What is needed:
Write out all the material exactly. Leave nothing out.

Material provided:

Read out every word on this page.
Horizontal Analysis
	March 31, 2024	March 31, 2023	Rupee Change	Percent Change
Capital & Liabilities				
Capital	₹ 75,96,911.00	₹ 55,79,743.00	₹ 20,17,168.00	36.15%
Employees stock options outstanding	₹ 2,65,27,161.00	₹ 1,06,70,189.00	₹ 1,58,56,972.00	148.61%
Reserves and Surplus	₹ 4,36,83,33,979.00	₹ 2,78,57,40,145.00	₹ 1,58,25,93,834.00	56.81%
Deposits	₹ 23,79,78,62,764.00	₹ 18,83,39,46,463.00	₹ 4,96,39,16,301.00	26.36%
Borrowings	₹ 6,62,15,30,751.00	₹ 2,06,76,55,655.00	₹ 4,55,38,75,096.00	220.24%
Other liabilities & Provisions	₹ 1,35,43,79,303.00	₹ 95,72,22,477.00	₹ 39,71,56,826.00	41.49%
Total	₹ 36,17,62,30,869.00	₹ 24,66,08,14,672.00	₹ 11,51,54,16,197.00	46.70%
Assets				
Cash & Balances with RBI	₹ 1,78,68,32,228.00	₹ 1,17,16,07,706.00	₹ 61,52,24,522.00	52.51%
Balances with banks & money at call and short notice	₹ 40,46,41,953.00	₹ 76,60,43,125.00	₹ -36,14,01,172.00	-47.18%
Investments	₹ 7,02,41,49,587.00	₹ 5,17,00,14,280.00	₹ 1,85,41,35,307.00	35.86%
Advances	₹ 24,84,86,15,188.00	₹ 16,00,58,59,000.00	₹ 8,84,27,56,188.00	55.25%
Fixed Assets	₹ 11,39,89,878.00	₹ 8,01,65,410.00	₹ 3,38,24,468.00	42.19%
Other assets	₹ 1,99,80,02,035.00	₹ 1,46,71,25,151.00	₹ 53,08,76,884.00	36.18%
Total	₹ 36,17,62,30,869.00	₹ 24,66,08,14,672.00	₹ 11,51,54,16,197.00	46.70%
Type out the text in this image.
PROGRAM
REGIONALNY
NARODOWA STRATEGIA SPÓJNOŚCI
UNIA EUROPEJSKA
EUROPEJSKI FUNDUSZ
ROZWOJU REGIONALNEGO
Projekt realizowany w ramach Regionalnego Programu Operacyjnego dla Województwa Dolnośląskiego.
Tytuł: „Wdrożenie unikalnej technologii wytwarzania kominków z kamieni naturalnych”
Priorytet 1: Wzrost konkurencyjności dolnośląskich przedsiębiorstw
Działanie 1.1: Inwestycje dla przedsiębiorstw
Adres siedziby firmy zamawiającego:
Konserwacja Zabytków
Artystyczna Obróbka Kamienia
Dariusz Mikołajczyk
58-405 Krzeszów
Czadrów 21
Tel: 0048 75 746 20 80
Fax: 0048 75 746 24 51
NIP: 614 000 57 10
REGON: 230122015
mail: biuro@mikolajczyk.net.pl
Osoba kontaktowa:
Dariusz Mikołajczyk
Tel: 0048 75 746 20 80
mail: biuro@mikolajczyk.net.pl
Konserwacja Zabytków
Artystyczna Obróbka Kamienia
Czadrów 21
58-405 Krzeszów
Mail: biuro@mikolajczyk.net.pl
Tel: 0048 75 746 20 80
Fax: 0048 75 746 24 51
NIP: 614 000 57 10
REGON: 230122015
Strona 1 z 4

Reply:
Read out every word on this page.
Horizontal Analysis
	March 31, 2024	March 31, 2023	Rupee Change	Percent Change
Capital & Liabilities				
Capital	₹ 75,96,911.00	₹ 55,79,743.00	₹ 20,17,168.00	36.15%
Employees stock options outstanding	₹ 2,65,27,161.00	₹ 1,06,70,189.00	₹ 1,58,56,972.00	148.61%
Reserves and Surplus	₹ 4,36,83,33,979.00	₹ 2,78,57,40,145.00	₹ 1,58,25,93,834.00	56.81%
Deposits	₹ 23,79,78,62,764.00	₹ 18,83,39,46,463.00	₹ 4,96,39,16,301.00	26.36%
Borrowings	₹ 6,62,15,30,751.00	₹ 2,06,76,55,655.00	₹ 4,55,38,75,096.00	220.24%
Other liabilities & Provisions	₹ 1,35,43,79,303.00	₹ 95,72,22,477.00	₹ 39,71,56,826.00	41.49%
Total	₹ 36,17,62,30,869.00	₹ 24,66,08,14,672.00	₹ 11,51,54,16,197.00	46.70%
Assets				
Cash & Balances with RBI	₹ 1,78,68,32,228.00	₹ 1,17,16,07,706.00	₹ 61,52,24,522.00	52.51%
Balances with banks & money at call and short notice	₹ 40,46,41,953.00	₹ 76,60,43,125.00	₹ -36,14,01,172.00	-47.18%
Investments	₹ 7,02,41,49,587.00	₹ 5,17,00,14,280.00	₹ 1,85,41,35,307.00	35.86%
Advances	₹ 24,84,86,15,188.00	₹ 16,00,58,59,000.00	₹ 8,84,27,56,188.00	55.25%
Fixed Assets	₹ 11,39,89,878.00	₹ 8,01,65,410.00	₹ 3,38,24,468.00	42.19%
Other assets	₹ 1,99,80,02,035.00	₹ 1,46,71,25,151.00	₹ 53,08,76,884.00	36.18%
Total	₹ 36,17,62,30,869.00	₹ 24,66,08,14,672.00	₹ 11,51,54,16,197.00	46.70%
Type out the text in this image.
PROGRAM
REGIONALNY
NARODOWA STRATEGIA SPÓJNOŚCI
UNIA EUROPEJSKA
EUROPEJSKI FUNDUSZ
ROZWOJU REGIONALNEGO
Projekt realizowany w ramach Regionalnego Programu Operacyjnego dla Województwa Dolnośląskiego.
Tytuł: „Wdrożenie unikalnej technologii wytwarzania kominków z kamieni naturalnych”
Priorytet 1: Wzrost konkurencyjności dolnośląskich przedsiębiorstw
Działanie 1.1: Inwestycje dla przedsiębiorstw
Adres siedziby firmy zamawiającego:
Konserwacja Zabytków
Artystyczna Obróbka Kamienia
Dariusz Mikołajczyk
58-405 Krzeszów
Czadrów 21
Tel: 0048 75 746 20 80
Fax: 0048 75 746 24 51
NIP: 614 000 57 10
REGON: 230122015
mail: biuro@mikolajczyk.net.pl
Osoba kontaktowa:
Dariusz Mikołajczyk
Tel: 0048 75 746 20 80
mail: biuro@mikolajczyk.net.pl
Konserwacja Zabytków
Artystyczna Obróbka Kamienia
Czadrów 21
58-405 Krzeszów
Mail: biuro@mikolajczyk.net.pl
Tel: 0048 75 746 20 80
Fax: 0048 75 746 24 51
NIP: 614 000 57 10
REGON: 230122015
Strona 1 z 4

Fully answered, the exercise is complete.